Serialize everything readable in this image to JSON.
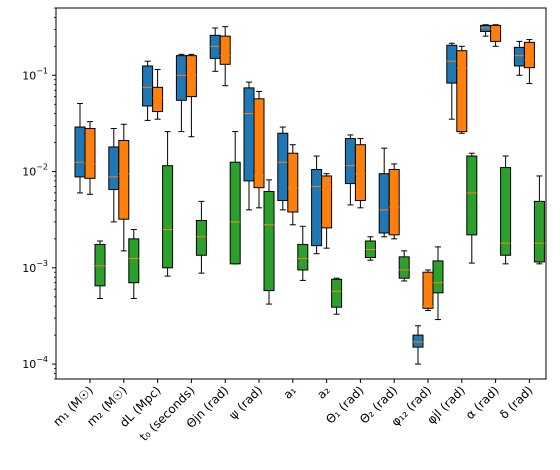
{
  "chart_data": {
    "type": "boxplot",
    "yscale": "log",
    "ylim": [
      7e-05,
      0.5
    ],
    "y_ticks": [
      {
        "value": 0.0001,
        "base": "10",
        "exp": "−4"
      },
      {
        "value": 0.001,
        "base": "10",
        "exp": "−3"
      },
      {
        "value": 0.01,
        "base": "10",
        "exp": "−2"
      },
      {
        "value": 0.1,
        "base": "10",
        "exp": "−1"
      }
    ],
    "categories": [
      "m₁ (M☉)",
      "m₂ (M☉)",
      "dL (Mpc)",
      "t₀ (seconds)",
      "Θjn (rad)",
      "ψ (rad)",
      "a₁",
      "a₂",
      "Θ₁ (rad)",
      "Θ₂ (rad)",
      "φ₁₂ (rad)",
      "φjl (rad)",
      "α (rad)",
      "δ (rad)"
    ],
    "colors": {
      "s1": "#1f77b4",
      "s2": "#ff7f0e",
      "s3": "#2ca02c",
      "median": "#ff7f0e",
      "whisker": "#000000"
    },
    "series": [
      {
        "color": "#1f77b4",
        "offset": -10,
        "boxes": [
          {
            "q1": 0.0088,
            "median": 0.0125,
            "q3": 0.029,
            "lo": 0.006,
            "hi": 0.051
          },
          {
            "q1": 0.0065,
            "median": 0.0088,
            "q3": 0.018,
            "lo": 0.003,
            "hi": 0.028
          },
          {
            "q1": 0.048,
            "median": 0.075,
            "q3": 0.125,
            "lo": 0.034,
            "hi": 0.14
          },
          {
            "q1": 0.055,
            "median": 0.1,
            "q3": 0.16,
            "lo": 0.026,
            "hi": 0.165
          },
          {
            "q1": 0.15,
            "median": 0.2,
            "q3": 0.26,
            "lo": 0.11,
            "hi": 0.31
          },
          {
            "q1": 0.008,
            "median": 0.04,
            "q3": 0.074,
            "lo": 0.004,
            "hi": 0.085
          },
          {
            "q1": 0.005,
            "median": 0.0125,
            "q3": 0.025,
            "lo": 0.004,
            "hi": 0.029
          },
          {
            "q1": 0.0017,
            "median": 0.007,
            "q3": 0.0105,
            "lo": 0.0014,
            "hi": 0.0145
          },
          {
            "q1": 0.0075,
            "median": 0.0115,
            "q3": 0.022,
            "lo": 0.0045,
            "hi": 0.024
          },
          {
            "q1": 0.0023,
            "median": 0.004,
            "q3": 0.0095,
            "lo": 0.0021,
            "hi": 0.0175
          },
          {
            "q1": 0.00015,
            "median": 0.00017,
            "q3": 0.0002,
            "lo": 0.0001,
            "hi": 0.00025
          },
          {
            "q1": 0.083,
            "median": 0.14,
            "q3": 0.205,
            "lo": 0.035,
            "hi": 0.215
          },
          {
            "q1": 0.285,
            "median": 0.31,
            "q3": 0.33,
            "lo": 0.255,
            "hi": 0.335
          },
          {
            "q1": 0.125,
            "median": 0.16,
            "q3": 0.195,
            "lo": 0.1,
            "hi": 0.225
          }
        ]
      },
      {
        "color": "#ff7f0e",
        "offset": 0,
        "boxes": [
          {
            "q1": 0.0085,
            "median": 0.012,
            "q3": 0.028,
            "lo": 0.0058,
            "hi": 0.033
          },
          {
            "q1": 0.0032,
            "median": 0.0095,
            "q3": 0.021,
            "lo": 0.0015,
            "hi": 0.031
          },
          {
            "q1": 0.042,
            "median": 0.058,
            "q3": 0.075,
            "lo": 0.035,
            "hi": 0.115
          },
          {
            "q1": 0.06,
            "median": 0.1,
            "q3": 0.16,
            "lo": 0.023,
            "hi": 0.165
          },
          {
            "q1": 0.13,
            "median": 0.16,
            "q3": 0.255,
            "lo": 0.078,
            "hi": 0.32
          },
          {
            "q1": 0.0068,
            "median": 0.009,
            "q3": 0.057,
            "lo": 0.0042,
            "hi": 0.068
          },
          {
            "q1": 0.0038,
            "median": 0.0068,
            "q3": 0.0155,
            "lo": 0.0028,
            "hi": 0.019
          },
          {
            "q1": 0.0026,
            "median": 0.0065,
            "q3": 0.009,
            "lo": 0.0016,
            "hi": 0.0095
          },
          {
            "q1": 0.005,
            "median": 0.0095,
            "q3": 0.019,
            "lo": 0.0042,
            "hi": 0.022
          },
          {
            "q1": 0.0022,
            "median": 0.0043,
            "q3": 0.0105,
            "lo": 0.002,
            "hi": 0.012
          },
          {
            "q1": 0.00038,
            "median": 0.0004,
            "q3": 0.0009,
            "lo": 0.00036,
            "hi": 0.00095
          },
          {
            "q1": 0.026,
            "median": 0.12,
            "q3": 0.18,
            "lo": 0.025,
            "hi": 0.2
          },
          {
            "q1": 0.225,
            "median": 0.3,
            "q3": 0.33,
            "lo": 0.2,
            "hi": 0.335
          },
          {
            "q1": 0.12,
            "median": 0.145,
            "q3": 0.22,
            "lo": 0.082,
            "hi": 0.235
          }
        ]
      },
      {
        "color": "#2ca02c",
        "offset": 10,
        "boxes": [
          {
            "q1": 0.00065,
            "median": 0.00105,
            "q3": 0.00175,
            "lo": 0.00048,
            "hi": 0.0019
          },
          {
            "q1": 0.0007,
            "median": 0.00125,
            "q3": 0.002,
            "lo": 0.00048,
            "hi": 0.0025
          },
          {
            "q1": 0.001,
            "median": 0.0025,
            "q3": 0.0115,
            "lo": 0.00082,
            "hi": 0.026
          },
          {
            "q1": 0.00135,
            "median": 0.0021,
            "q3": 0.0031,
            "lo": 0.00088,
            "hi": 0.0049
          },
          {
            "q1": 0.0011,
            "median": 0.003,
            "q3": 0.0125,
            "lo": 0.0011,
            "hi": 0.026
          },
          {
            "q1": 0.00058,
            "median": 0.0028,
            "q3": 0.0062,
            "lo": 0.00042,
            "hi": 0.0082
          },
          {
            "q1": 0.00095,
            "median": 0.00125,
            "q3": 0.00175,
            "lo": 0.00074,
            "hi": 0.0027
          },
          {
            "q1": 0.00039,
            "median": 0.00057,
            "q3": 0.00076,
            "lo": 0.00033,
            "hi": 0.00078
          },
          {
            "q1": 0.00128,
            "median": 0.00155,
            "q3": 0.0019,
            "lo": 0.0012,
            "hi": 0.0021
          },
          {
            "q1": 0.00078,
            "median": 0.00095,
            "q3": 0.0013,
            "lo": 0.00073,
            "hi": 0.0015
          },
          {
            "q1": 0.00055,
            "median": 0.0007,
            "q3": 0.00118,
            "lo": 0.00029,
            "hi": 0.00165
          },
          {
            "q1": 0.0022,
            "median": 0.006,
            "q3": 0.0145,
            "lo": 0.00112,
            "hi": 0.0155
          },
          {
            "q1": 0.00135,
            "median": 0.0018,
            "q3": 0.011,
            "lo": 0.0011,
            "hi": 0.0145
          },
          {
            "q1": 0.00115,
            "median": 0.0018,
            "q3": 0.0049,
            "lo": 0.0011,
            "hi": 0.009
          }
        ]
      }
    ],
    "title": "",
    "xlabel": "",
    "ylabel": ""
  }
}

- - - - - - -

## WORK REQUIRED
Filter the records, keeping only lines that contain "value", and show those lines.

## OUTPUT FOR THIS TASK
        "value": 0.0001,
        "value": 0.001,
        "value": 0.01,
        "value": 0.1,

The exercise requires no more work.